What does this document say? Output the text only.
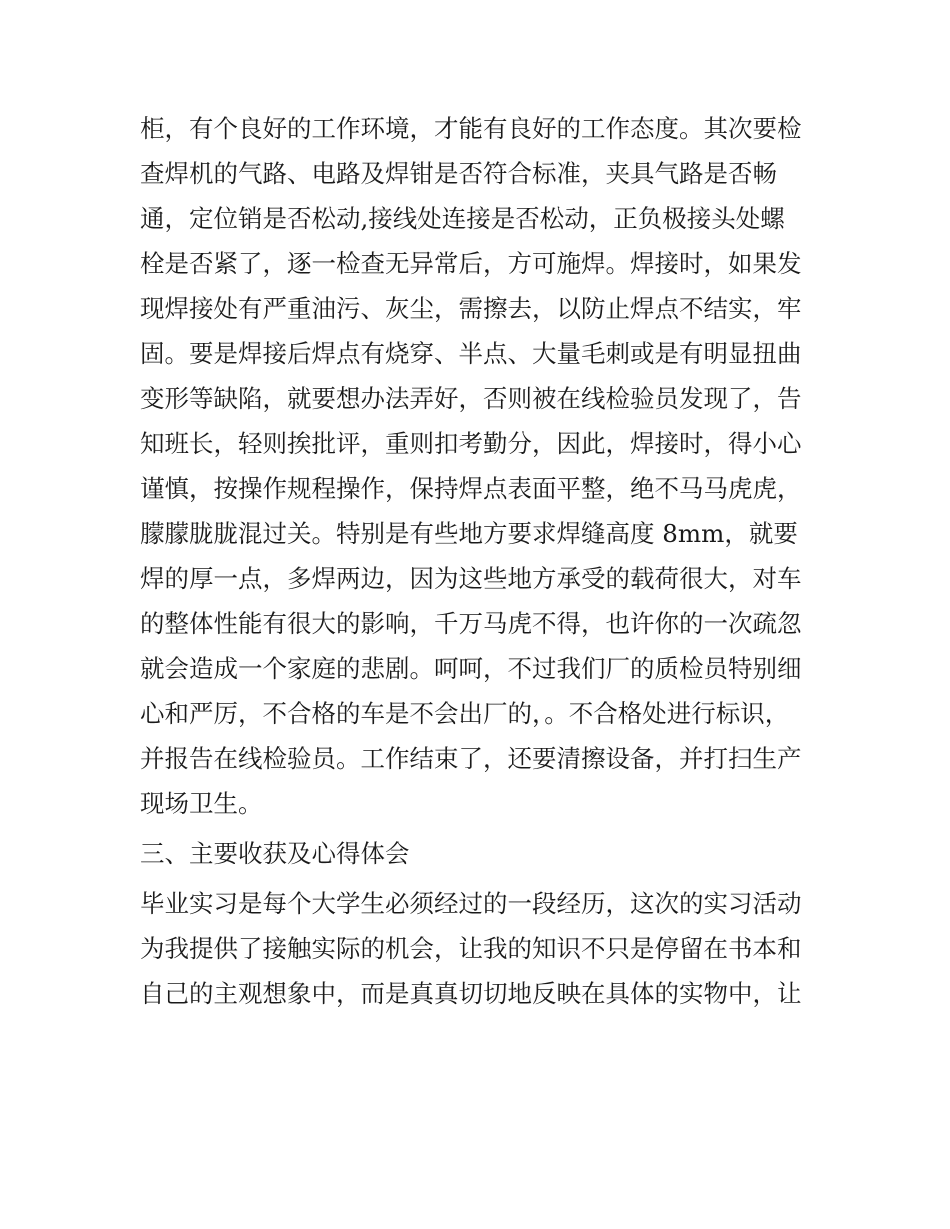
柜，有个良好的工作环境，才能有良好的工作态度。其次要检
查焊机的气路、电路及焊钳是否符合标准，夹具气路是否畅
通，定位销是否松动,接线处连接是否松动，正负极接头处螺
栓是否紧了，逐一检查无异常后，方可施焊。焊接时，如果发
现焊接处有严重油污、灰尘，需擦去，以防止焊点不结实，牢
固。要是焊接后焊点有烧穿、半点、大量毛刺或是有明显扭曲
变形等缺陷，就要想办法弄好，否则被在线检验员发现了，告
知班长，轻则挨批评，重则扣考勤分，因此，焊接时，得小心
谨慎，按操作规程操作，保持焊点表面平整，绝不马马虎虎，
朦朦胧胧混过关。特别是有些地方要求焊缝高度 8mm，就要
焊的厚一点，多焊两边，因为这些地方承受的载荷很大，对车
的整体性能有很大的影响，千万马虎不得，也许你的一次疏忽
就会造成一个家庭的悲剧。呵呵，不过我们厂的质检员特别细
心和严厉，不合格的车是不会出厂的，。不合格处进行标识，
并报告在线检验员。工作结束了，还要清擦设备，并打扫生产
现场卫生。
三、主要收获及心得体会
毕业实习是每个大学生必须经过的一段经历，这次的实习活动
为我提供了接触实际的机会，让我的知识不只是停留在书本和
自己的主观想象中，而是真真切切地反映在具体的实物中，让
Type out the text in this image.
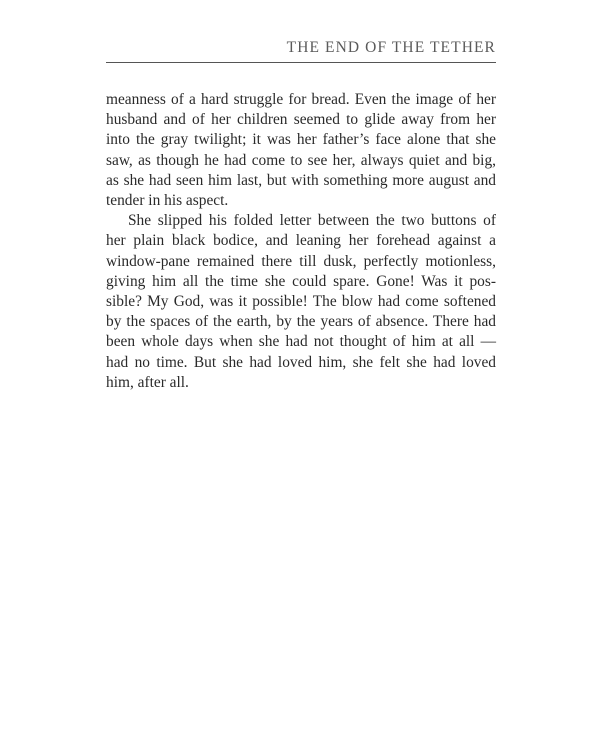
THE END OF THE TETHER
meanness of a hard struggle for bread. Even the image of her
husband and of her children seemed to glide away from her
into the gray twilight; it was her father’s face alone that she
saw, as though he had come to see her, always quiet and big,
as she had seen him last, but with something more august and
tender in his aspect.
She slipped his folded letter between the two buttons of
her plain black bodice, and leaning her forehead against a
window-pane remained there till dusk, perfectly motionless,
giving him all the time she could spare. Gone! Was it pos-
sible? My God, was it possible! The blow had come softened
by the spaces of the earth, by the years of absence. There had
been whole days when she had not thought of him at all —
had no time. But she had loved him, she felt she had loved
him, after all.
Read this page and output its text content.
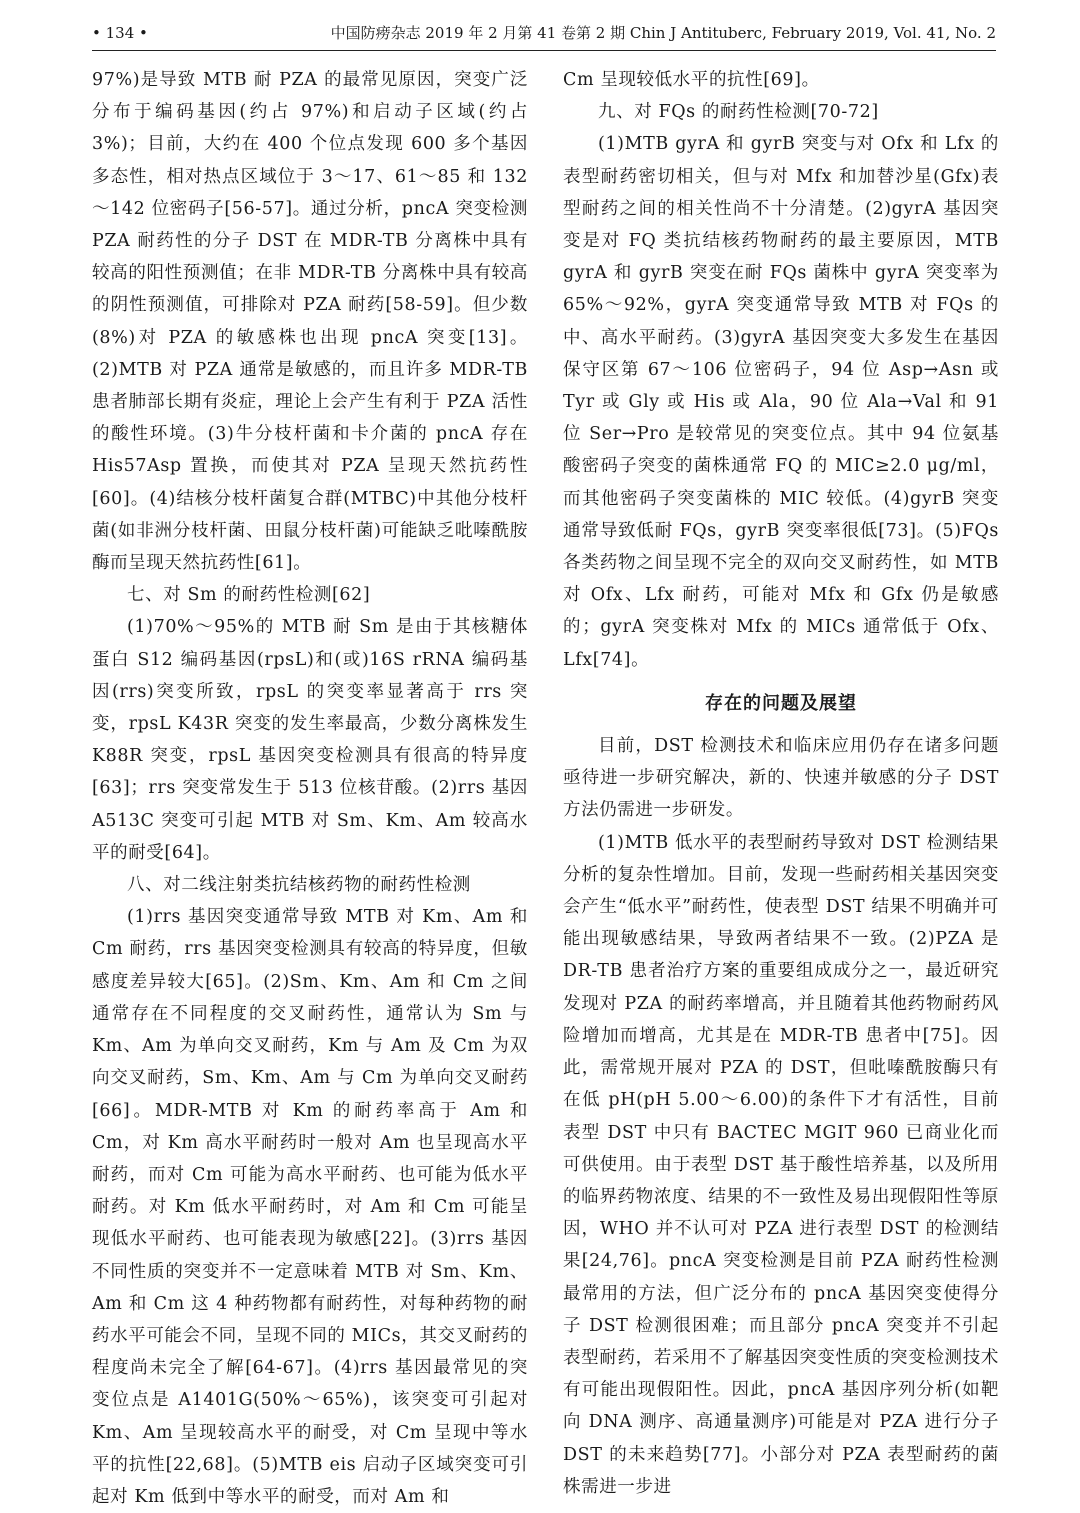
• 134 •	中国防痨杂志 2019 年 2 月第 41 卷第 2 期 Chin J Antituberc, February 2019, Vol. 41, No. 2

97%)是导致 MTB 耐 PZA 的最常见原因，突变广泛分布于编码基因(约占 97%)和启动子区域(约占 3%)；目前，大约在 400 个位点发现 600 多个基因多态性，相对热点区域位于 3～17、61～85 和 132～142 位密码子[56-57]。通过分析，pncA 突变检测 PZA 耐药性的分子 DST 在 MDR-TB 分离株中具有较高的阳性预测值；在非 MDR-TB 分离株中具有较高的阴性预测值，可排除对 PZA 耐药[58-59]。但少数(8%)对 PZA 的敏感株也出现 pncA 突变[13]。(2)MTB 对 PZA 通常是敏感的，而且许多 MDR-TB 患者肺部长期有炎症，理论上会产生有利于 PZA 活性的酸性环境。(3)牛分枝杆菌和卡介菌的 pncA 存在 His57Asp 置换，而使其对 PZA 呈现天然抗药性[60]。(4)结核分枝杆菌复合群(MTBC)中其他分枝杆菌(如非洲分枝杆菌、田鼠分枝杆菌)可能缺乏吡嗪酰胺酶而呈现天然抗药性[61]。

七、对 Sm 的耐药性检测[62]

(1)70%～95%的 MTB 耐 Sm 是由于其核糖体蛋白 S12 编码基因(rpsL)和(或)16S rRNA 编码基因(rrs)突变所致，rpsL 的突变率显著高于 rrs 突变，rpsL K43R 突变的发生率最高，少数分离株发生 K88R 突变，rpsL 基因突变检测具有很高的特异度[63]；rrs 突变常发生于 513 位核苷酸。(2)rrs 基因 A513C 突变可引起 MTB 对 Sm、Km、Am 较高水平的耐受[64]。

八、对二线注射类抗结核药物的耐药性检测

(1)rrs 基因突变通常导致 MTB 对 Km、Am 和 Cm 耐药，rrs 基因突变检测具有较高的特异度，但敏感度差异较大[65]。(2)Sm、Km、Am 和 Cm 之间通常存在不同程度的交叉耐药性，通常认为 Sm 与 Km、Am 为单向交叉耐药，Km 与 Am 及 Cm 为双向交叉耐药，Sm、Km、Am 与 Cm 为单向交叉耐药[66]。MDR-MTB 对 Km 的耐药率高于 Am 和 Cm，对 Km 高水平耐药时一般对 Am 也呈现高水平耐药，而对 Cm 可能为高水平耐药、也可能为低水平耐药。对 Km 低水平耐药时，对 Am 和 Cm 可能呈现低水平耐药、也可能表现为敏感[22]。(3)rrs 基因不同性质的突变并不一定意味着 MTB 对 Sm、Km、Am 和 Cm 这 4 种药物都有耐药性，对每种药物的耐药水平可能会不同，呈现不同的 MICs，其交叉耐药的程度尚未完全了解[64-67]。(4)rrs 基因最常见的突变位点是 A1401G(50%～65%)，该突变可引起对 Km、Am 呈现较高水平的耐受，对 Cm 呈现中等水平的抗性[22,68]。(5)MTB eis 启动子区域突变可引起对 Km 低到中等水平的耐受，而对 Am 和

Cm 呈现较低水平的抗性[69]。

九、对 FQs 的耐药性检测[70-72]

(1)MTB gyrA 和 gyrB 突变与对 Ofx 和 Lfx 的表型耐药密切相关，但与对 Mfx 和加替沙星(Gfx)表型耐药之间的相关性尚不十分清楚。(2)gyrA 基因突变是对 FQ 类抗结核药物耐药的最主要原因，MTB gyrA 和 gyrB 突变在耐 FQs 菌株中 gyrA 突变率为 65%～92%，gyrA 突变通常导致 MTB 对 FQs 的中、高水平耐药。(3)gyrA 基因突变大多发生在基因保守区第 67～106 位密码子，94 位 Asp→Asn 或 Tyr 或 Gly 或 His 或 Ala，90 位 Ala→Val 和 91 位 Ser→Pro 是较常见的突变位点。其中 94 位氨基酸密码子突变的菌株通常 FQ 的 MIC≥2.0 μg/ml，而其他密码子突变菌株的 MIC 较低。(4)gyrB 突变通常导致低耐 FQs，gyrB 突变率很低[73]。(5)FQs 各类药物之间呈现不完全的双向交叉耐药性，如 MTB 对 Ofx、Lfx 耐药，可能对 Mfx 和 Gfx 仍是敏感的；gyrA 突变株对 Mfx 的 MICs 通常低于 Ofx、Lfx[74]。

存在的问题及展望

目前，DST 检测技术和临床应用仍存在诸多问题亟待进一步研究解决，新的、快速并敏感的分子 DST 方法仍需进一步研发。

(1)MTB 低水平的表型耐药导致对 DST 检测结果分析的复杂性增加。目前，发现一些耐药相关基因突变会产生“低水平”耐药性，使表型 DST 结果不明确并可能出现敏感结果，导致两者结果不一致。(2)PZA 是 DR-TB 患者治疗方案的重要组成成分之一，最近研究发现对 PZA 的耐药率增高，并且随着其他药物耐药风险增加而增高，尤其是在 MDR-TB 患者中[75]。因此，需常规开展对 PZA 的 DST，但吡嗪酰胺酶只有在低 pH(pH 5.00～6.00)的条件下才有活性，目前表型 DST 中只有 BACTEC MGIT 960 已商业化而可供使用。由于表型 DST 基于酸性培养基，以及所用的临界药物浓度、结果的不一致性及易出现假阳性等原因，WHO 并不认可对 PZA 进行表型 DST 的检测结果[24,76]。pncA 突变检测是目前 PZA 耐药性检测最常用的方法，但广泛分布的 pncA 基因突变使得分子 DST 检测很困难；而且部分 pncA 突变并不引起表型耐药，若采用不了解基因突变性质的突变检测技术有可能出现假阳性。因此，pncA 基因序列分析(如靶向 DNA 测序、高通量测序)可能是对 PZA 进行分子 DST 的未来趋势[77]。小部分对 PZA 表型耐药的菌株需进一步进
• • •
_JOB_
Pictures don't belong in the copy. Restate all the entries exactly.

_THE SOLUTION_
What does this document say? Output the text only.
柜，有个良好的工作环境，才能有良好的工作态度。其次要检
查焊机的气路、电路及焊钳是否符合标准，夹具气路是否畅
通，定位销是否松动,接线处连接是否松动，正负极接头处螺
栓是否紧了，逐一检查无异常后，方可施焊。焊接时，如果发
现焊接处有严重油污、灰尘，需擦去，以防止焊点不结实，牢
固。要是焊接后焊点有烧穿、半点、大量毛刺或是有明显扭曲
变形等缺陷，就要想办法弄好，否则被在线检验员发现了，告
知班长，轻则挨批评，重则扣考勤分，因此，焊接时，得小心
谨慎，按操作规程操作，保持焊点表面平整，绝不马马虎虎，
朦朦胧胧混过关。特别是有些地方要求焊缝高度 8mm，就要
焊的厚一点，多焊两边，因为这些地方承受的载荷很大，对车
的整体性能有很大的影响，千万马虎不得，也许你的一次疏忽
就会造成一个家庭的悲剧。呵呵，不过我们厂的质检员特别细
心和严厉，不合格的车是不会出厂的，。不合格处进行标识，
并报告在线检验员。工作结束了，还要清擦设备，并打扫生产
现场卫生。
三、主要收获及心得体会
毕业实习是每个大学生必须经过的一段经历，这次的实习活动
为我提供了接触实际的机会，让我的知识不只是停留在书本和
自己的主观想象中，而是真真切切地反映在具体的实物中，让
Type out the text in this image.
THE END OF THE TETHER
meanness of a hard struggle for bread. Even the image of her
husband and of her children seemed to glide away from her
into the gray twilight; it was her father’s face alone that she
saw, as though he had come to see her, always quiet and big,
as she had seen him last, but with something more august and
tender in his aspect.
She slipped his folded letter between the two buttons of
her plain black bodice, and leaning her forehead against a
window-pane remained there till dusk, perfectly motionless,
giving him all the time she could spare. Gone! Was it pos-
sible? My God, was it possible! The blow had come softened
by the spaces of the earth, by the years of absence. There had
been whole days when she had not thought of him at all —
had no time. But she had loved him, she felt she had loved
him, after all.
Read this page and output its text content.
• 134 •	中国防痨杂志 2019 年 2 月第 41 卷第 2 期 Chin J Antituberc, February 2019, Vol. 41, No. 2

97%)是导致 MTB 耐 PZA 的最常见原因，突变广泛分布于编码基因(约占 97%)和启动子区域(约占 3%)；目前，大约在 400 个位点发现 600 多个基因多态性，相对热点区域位于 3～17、61～85 和 132～142 位密码子[56-57]。通过分析，pncA 突变检测 PZA 耐药性的分子 DST 在 MDR-TB 分离株中具有较高的阳性预测值；在非 MDR-TB 分离株中具有较高的阴性预测值，可排除对 PZA 耐药[58-59]。但少数(8%)对 PZA 的敏感株也出现 pncA 突变[13]。(2)MTB 对 PZA 通常是敏感的，而且许多 MDR-TB 患者肺部长期有炎症，理论上会产生有利于 PZA 活性的酸性环境。(3)牛分枝杆菌和卡介菌的 pncA 存在 His57Asp 置换，而使其对 PZA 呈现天然抗药性[60]。(4)结核分枝杆菌复合群(MTBC)中其他分枝杆菌(如非洲分枝杆菌、田鼠分枝杆菌)可能缺乏吡嗪酰胺酶而呈现天然抗药性[61]。

七、对 Sm 的耐药性检测[62]

(1)70%～95%的 MTB 耐 Sm 是由于其核糖体蛋白 S12 编码基因(rpsL)和(或)16S rRNA 编码基因(rrs)突变所致，rpsL 的突变率显著高于 rrs 突变，rpsL K43R 突变的发生率最高，少数分离株发生 K88R 突变，rpsL 基因突变检测具有很高的特异度[63]；rrs 突变常发生于 513 位核苷酸。(2)rrs 基因 A513C 突变可引起 MTB 对 Sm、Km、Am 较高水平的耐受[64]。

八、对二线注射类抗结核药物的耐药性检测

(1)rrs 基因突变通常导致 MTB 对 Km、Am 和 Cm 耐药，rrs 基因突变检测具有较高的特异度，但敏感度差异较大[65]。(2)Sm、Km、Am 和 Cm 之间通常存在不同程度的交叉耐药性，通常认为 Sm 与 Km、Am 为单向交叉耐药，Km 与 Am 及 Cm 为双向交叉耐药，Sm、Km、Am 与 Cm 为单向交叉耐药[66]。MDR-MTB 对 Km 的耐药率高于 Am 和 Cm，对 Km 高水平耐药时一般对 Am 也呈现高水平耐药，而对 Cm 可能为高水平耐药、也可能为低水平耐药。对 Km 低水平耐药时，对 Am 和 Cm 可能呈现低水平耐药、也可能表现为敏感[22]。(3)rrs 基因不同性质的突变并不一定意味着 MTB 对 Sm、Km、Am 和 Cm 这 4 种药物都有耐药性，对每种药物的耐药水平可能会不同，呈现不同的 MICs，其交叉耐药的程度尚未完全了解[64-67]。(4)rrs 基因最常见的突变位点是 A1401G(50%～65%)，该突变可引起对 Km、Am 呈现较高水平的耐受，对 Cm 呈现中等水平的抗性[22,68]。(5)MTB eis 启动子区域突变可引起对 Km 低到中等水平的耐受，而对 Am 和

Cm 呈现较低水平的抗性[69]。

九、对 FQs 的耐药性检测[70-72]

(1)MTB gyrA 和 gyrB 突变与对 Ofx 和 Lfx 的表型耐药密切相关，但与对 Mfx 和加替沙星(Gfx)表型耐药之间的相关性尚不十分清楚。(2)gyrA 基因突变是对 FQ 类抗结核药物耐药的最主要原因，MTB gyrA 和 gyrB 突变在耐 FQs 菌株中 gyrA 突变率为 65%～92%，gyrA 突变通常导致 MTB 对 FQs 的中、高水平耐药。(3)gyrA 基因突变大多发生在基因保守区第 67～106 位密码子，94 位 Asp→Asn 或 Tyr 或 Gly 或 His 或 Ala，90 位 Ala→Val 和 91 位 Ser→Pro 是较常见的突变位点。其中 94 位氨基酸密码子突变的菌株通常 FQ 的 MIC≥2.0 μg/ml，而其他密码子突变菌株的 MIC 较低。(4)gyrB 突变通常导致低耐 FQs，gyrB 突变率很低[73]。(5)FQs 各类药物之间呈现不完全的双向交叉耐药性，如 MTB 对 Ofx、Lfx 耐药，可能对 Mfx 和 Gfx 仍是敏感的；gyrA 突变株对 Mfx 的 MICs 通常低于 Ofx、Lfx[74]。

存在的问题及展望

目前，DST 检测技术和临床应用仍存在诸多问题亟待进一步研究解决，新的、快速并敏感的分子 DST 方法仍需进一步研发。

(1)MTB 低水平的表型耐药导致对 DST 检测结果分析的复杂性增加。目前，发现一些耐药相关基因突变会产生“低水平”耐药性，使表型 DST 结果不明确并可能出现敏感结果，导致两者结果不一致。(2)PZA 是 DR-TB 患者治疗方案的重要组成成分之一，最近研究发现对 PZA 的耐药率增高，并且随着其他药物耐药风险增加而增高，尤其是在 MDR-TB 患者中[75]。因此，需常规开展对 PZA 的 DST，但吡嗪酰胺酶只有在低 pH(pH 5.00～6.00)的条件下才有活性，目前表型 DST 中只有 BACTEC MGIT 960 已商业化而可供使用。由于表型 DST 基于酸性培养基，以及所用的临界药物浓度、结果的不一致性及易出现假阳性等原因，WHO 并不认可对 PZA 进行表型 DST 的检测结果[24,76]。pncA 突变检测是目前 PZA 耐药性检测最常用的方法，但广泛分布的 pncA 基因突变使得分子 DST 检测很困难；而且部分 pncA 突变并不引起表型耐药，若采用不了解基因突变性质的突变检测技术有可能出现假阳性。因此，pncA 基因序列分析(如靶向 DNA 测序、高通量测序)可能是对 PZA 进行分子 DST 的未来趋势[77]。小部分对 PZA 表型耐药的菌株需进一步进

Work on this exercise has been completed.